### Problem to solve
Can the data below be echoed back word for word?

Saved data entries:
***

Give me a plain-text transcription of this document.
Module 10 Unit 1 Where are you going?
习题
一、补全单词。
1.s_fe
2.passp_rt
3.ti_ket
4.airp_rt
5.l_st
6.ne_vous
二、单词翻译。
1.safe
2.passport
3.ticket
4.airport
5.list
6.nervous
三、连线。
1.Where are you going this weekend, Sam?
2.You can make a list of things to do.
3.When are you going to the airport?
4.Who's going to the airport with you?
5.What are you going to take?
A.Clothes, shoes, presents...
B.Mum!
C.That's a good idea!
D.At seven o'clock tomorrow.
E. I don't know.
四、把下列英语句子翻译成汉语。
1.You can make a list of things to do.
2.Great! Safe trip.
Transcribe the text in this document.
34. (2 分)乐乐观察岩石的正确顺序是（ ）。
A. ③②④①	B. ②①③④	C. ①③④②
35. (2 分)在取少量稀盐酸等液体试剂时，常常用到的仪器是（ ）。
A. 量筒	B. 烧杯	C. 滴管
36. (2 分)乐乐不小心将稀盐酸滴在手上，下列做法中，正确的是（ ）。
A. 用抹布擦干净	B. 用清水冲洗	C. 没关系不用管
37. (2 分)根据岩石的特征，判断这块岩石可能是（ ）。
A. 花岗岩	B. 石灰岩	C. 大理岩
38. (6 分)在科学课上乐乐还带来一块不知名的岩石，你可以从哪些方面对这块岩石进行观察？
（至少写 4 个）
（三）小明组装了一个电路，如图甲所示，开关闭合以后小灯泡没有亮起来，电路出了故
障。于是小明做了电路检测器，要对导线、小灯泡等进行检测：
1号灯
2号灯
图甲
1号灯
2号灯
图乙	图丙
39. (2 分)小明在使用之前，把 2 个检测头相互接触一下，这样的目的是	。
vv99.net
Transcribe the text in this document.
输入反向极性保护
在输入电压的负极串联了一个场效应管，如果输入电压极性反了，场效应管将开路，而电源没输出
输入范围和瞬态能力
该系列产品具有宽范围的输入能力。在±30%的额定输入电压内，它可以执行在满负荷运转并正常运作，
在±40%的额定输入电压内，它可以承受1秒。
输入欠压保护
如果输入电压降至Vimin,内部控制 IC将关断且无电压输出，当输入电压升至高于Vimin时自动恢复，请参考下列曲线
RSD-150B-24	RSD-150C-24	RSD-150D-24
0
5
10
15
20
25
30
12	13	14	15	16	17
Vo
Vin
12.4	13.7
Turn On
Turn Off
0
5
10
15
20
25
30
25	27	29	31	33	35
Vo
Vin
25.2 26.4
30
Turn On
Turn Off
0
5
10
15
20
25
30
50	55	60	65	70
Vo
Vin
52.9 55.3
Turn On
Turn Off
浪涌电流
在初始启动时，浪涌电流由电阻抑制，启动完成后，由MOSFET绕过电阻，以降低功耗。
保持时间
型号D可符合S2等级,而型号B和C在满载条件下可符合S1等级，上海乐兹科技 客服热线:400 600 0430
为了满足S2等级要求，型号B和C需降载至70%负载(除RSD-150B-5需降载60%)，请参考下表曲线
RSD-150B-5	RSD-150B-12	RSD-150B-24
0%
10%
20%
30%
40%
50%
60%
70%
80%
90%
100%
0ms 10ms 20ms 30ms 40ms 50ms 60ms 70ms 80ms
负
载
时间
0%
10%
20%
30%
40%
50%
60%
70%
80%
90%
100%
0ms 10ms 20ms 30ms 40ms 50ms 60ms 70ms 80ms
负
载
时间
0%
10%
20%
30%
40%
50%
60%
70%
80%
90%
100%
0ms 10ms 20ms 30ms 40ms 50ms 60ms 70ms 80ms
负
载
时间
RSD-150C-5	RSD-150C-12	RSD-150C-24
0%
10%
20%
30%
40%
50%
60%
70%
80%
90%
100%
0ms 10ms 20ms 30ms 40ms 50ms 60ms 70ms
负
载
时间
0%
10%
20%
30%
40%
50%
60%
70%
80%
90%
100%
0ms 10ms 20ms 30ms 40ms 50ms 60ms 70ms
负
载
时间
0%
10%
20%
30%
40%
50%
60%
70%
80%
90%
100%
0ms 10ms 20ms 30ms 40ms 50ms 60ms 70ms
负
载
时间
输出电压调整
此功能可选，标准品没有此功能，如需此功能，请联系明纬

***

### Answer to this exercise
Give me a plain-text transcription of this document.
Module 10 Unit 1 Where are you going?
习题
一、补全单词。
1.s_fe
2.passp_rt
3.ti_ket
4.airp_rt
5.l_st
6.ne_vous
二、单词翻译。
1.safe
2.passport
3.ticket
4.airport
5.list
6.nervous
三、连线。
1.Where are you going this weekend, Sam?
2.You can make a list of things to do.
3.When are you going to the airport?
4.Who's going to the airport with you?
5.What are you going to take?
A.Clothes, shoes, presents...
B.Mum!
C.That's a good idea!
D.At seven o'clock tomorrow.
E. I don't know.
四、把下列英语句子翻译成汉语。
1.You can make a list of things to do.
2.Great! Safe trip.
Transcribe the text in this document.
34. (2 分)乐乐观察岩石的正确顺序是（ ）。
A. ③②④①	B. ②①③④	C. ①③④②
35. (2 分)在取少量稀盐酸等液体试剂时，常常用到的仪器是（ ）。
A. 量筒	B. 烧杯	C. 滴管
36. (2 分)乐乐不小心将稀盐酸滴在手上，下列做法中，正确的是（ ）。
A. 用抹布擦干净	B. 用清水冲洗	C. 没关系不用管
37. (2 分)根据岩石的特征，判断这块岩石可能是（ ）。
A. 花岗岩	B. 石灰岩	C. 大理岩
38. (6 分)在科学课上乐乐还带来一块不知名的岩石，你可以从哪些方面对这块岩石进行观察？
（至少写 4 个）
（三）小明组装了一个电路，如图甲所示，开关闭合以后小灯泡没有亮起来，电路出了故
障。于是小明做了电路检测器，要对导线、小灯泡等进行检测：
1号灯
2号灯
图甲
1号灯
2号灯
图乙	图丙
39. (2 分)小明在使用之前，把 2 个检测头相互接触一下，这样的目的是	。
vv99.net
Transcribe the text in this document.
输入反向极性保护
在输入电压的负极串联了一个场效应管，如果输入电压极性反了，场效应管将开路，而电源没输出
输入范围和瞬态能力
该系列产品具有宽范围的输入能力。在±30%的额定输入电压内，它可以执行在满负荷运转并正常运作，
在±40%的额定输入电压内，它可以承受1秒。
输入欠压保护
如果输入电压降至Vimin,内部控制 IC将关断且无电压输出，当输入电压升至高于Vimin时自动恢复，请参考下列曲线
RSD-150B-24	RSD-150C-24	RSD-150D-24
0
5
10
15
20
25
30
12	13	14	15	16	17
Vo
Vin
12.4	13.7
Turn On
Turn Off
0
5
10
15
20
25
30
25	27	29	31	33	35
Vo
Vin
25.2 26.4
30
Turn On
Turn Off
0
5
10
15
20
25
30
50	55	60	65	70
Vo
Vin
52.9 55.3
Turn On
Turn Off
浪涌电流
在初始启动时，浪涌电流由电阻抑制，启动完成后，由MOSFET绕过电阻，以降低功耗。
保持时间
型号D可符合S2等级,而型号B和C在满载条件下可符合S1等级，上海乐兹科技 客服热线:400 600 0430
为了满足S2等级要求，型号B和C需降载至70%负载(除RSD-150B-5需降载60%)，请参考下表曲线
RSD-150B-5	RSD-150B-12	RSD-150B-24
0%
10%
20%
30%
40%
50%
60%
70%
80%
90%
100%
0ms 10ms 20ms 30ms 40ms 50ms 60ms 70ms 80ms
负
载
时间
0%
10%
20%
30%
40%
50%
60%
70%
80%
90%
100%
0ms 10ms 20ms 30ms 40ms 50ms 60ms 70ms 80ms
负
载
时间
0%
10%
20%
30%
40%
50%
60%
70%
80%
90%
100%
0ms 10ms 20ms 30ms 40ms 50ms 60ms 70ms 80ms
负
载
时间
RSD-150C-5	RSD-150C-12	RSD-150C-24
0%
10%
20%
30%
40%
50%
60%
70%
80%
90%
100%
0ms 10ms 20ms 30ms 40ms 50ms 60ms 70ms
负
载
时间
0%
10%
20%
30%
40%
50%
60%
70%
80%
90%
100%
0ms 10ms 20ms 30ms 40ms 50ms 60ms 70ms
负
载
时间
0%
10%
20%
30%
40%
50%
60%
70%
80%
90%
100%
0ms 10ms 20ms 30ms 40ms 50ms 60ms 70ms
负
载
时间
输出电压调整
此功能可选，标准品没有此功能，如需此功能，请联系明纬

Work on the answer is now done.